SET EXERCISE: Skip the pictures and quote all of the lines exactly.

# START OF ENTRIES PROVIDED

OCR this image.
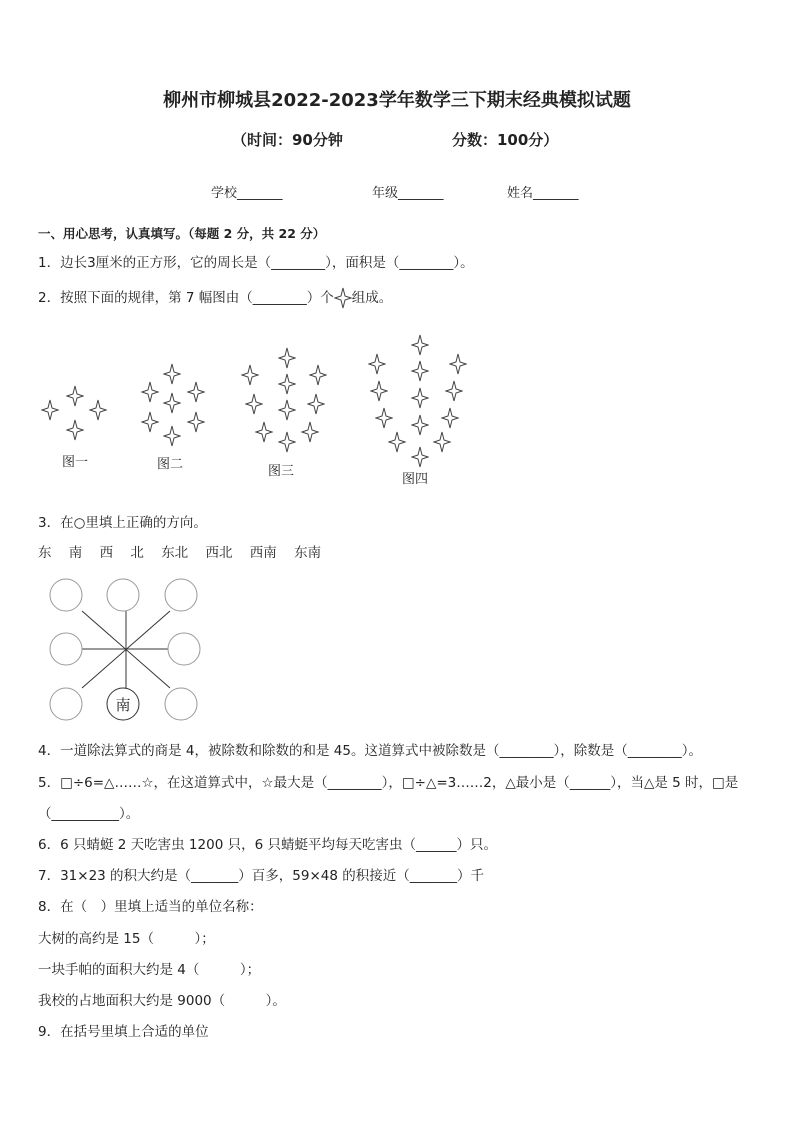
柳州市柳城县2022-2023学年数学三下期末经典模拟试题
（时间：90分钟	分数：100分）
学校_______	年级_______	姓名_______
一、用心思考，认真填写。（每题 2 分，共 22 分）
1．边长3厘米的正方形，它的周长是（________），面积是（________）。
2．按照下面的规律，第 7 幅图由（________）个 组成。
图一	图二	图三
图四
3．在○里填上正确的方向。
东 南 西 北 东北 西北 西南 东南
南
4．一道除法算式的商是 4，被除数和除数的和是 45。这道算式中被除数是（________），除数是（________）。
5．□÷6=△……☆，在这道算式中，☆最大是（________），□÷△=3……2，△最小是（______），当△是 5 时，□是
（__________）。
6．6 只蜻蜓 2 天吃害虫 1200 只，6 只蜻蜓平均每天吃害虫（______）只。
7．31×23 的积大约是（_______）百多，59×48 的积接近（_______）千
8．在（　）里填上适当的单位名称：
大树的高约是 15（　　　）；
一块手帕的面积大约是 4（　　　）；
我校的占地面积大约是 9000（　　　）。
9．在括号里填上合适的单位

# END OF ENTRIES PROVIDED

RESPONSE TO THIS TASK:
OCR this image.
柳州市柳城县2022-2023学年数学三下期末经典模拟试题
（时间：90分钟	分数：100分）
学校_______	年级_______	姓名_______
一、用心思考，认真填写。（每题 2 分，共 22 分）
1．边长3厘米的正方形，它的周长是（________），面积是（________）。
2．按照下面的规律，第 7 幅图由（________）个 组成。
图一	图二	图三
图四
3．在○里填上正确的方向。
东 南 西 北 东北 西北 西南 东南
南
4．一道除法算式的商是 4，被除数和除数的和是 45。这道算式中被除数是（________），除数是（________）。
5．□÷6=△……☆，在这道算式中，☆最大是（________），□÷△=3……2，△最小是（______），当△是 5 时，□是
（__________）。
6．6 只蜻蜓 2 天吃害虫 1200 只，6 只蜻蜓平均每天吃害虫（______）只。
7．31×23 的积大约是（_______）百多，59×48 的积接近（_______）千
8．在（　）里填上适当的单位名称：
大树的高约是 15（　　　）；
一块手帕的面积大约是 4（　　　）；
我校的占地面积大约是 9000（　　　）。
9．在括号里填上合适的单位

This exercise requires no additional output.